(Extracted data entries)
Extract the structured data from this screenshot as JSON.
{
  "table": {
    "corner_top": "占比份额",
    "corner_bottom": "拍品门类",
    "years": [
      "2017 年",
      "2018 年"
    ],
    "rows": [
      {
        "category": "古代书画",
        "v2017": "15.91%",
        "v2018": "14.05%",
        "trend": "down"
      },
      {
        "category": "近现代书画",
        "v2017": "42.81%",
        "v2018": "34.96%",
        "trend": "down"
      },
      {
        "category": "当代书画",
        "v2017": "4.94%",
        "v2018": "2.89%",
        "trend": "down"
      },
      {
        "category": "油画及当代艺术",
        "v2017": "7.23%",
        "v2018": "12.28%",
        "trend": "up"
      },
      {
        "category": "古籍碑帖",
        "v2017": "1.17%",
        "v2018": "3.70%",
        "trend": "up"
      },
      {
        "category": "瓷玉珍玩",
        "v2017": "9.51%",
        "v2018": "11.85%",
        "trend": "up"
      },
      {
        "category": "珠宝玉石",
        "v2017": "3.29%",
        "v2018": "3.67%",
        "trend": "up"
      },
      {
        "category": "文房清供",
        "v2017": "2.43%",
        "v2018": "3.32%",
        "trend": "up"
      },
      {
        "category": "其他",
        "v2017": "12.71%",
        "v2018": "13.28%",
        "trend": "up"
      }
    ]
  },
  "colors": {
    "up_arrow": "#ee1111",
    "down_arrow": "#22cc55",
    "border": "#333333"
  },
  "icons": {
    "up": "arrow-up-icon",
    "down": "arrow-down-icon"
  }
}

### WORK TO COMPLETE
Extract the complete set of records unchanged.

### THE RESULT
Extract the structured data from this screenshot as JSON.
{
  "table": {
    "corner_top": "占比份额",
    "corner_bottom": "拍品门类",
    "years": [
      "2017 年",
      "2018 年"
    ],
    "rows": [
      {
        "category": "古代书画",
        "v2017": "15.91%",
        "v2018": "14.05%",
        "trend": "down"
      },
      {
        "category": "近现代书画",
        "v2017": "42.81%",
        "v2018": "34.96%",
        "trend": "down"
      },
      {
        "category": "当代书画",
        "v2017": "4.94%",
        "v2018": "2.89%",
        "trend": "down"
      },
      {
        "category": "油画及当代艺术",
        "v2017": "7.23%",
        "v2018": "12.28%",
        "trend": "up"
      },
      {
        "category": "古籍碑帖",
        "v2017": "1.17%",
        "v2018": "3.70%",
        "trend": "up"
      },
      {
        "category": "瓷玉珍玩",
        "v2017": "9.51%",
        "v2018": "11.85%",
        "trend": "up"
      },
      {
        "category": "珠宝玉石",
        "v2017": "3.29%",
        "v2018": "3.67%",
        "trend": "up"
      },
      {
        "category": "文房清供",
        "v2017": "2.43%",
        "v2018": "3.32%",
        "trend": "up"
      },
      {
        "category": "其他",
        "v2017": "12.71%",
        "v2018": "13.28%",
        "trend": "up"
      }
    ]
  },
  "colors": {
    "up_arrow": "#ee1111",
    "down_arrow": "#22cc55",
    "border": "#333333"
  },
  "icons": {
    "up": "arrow-up-icon",
    "down": "arrow-down-icon"
  }
}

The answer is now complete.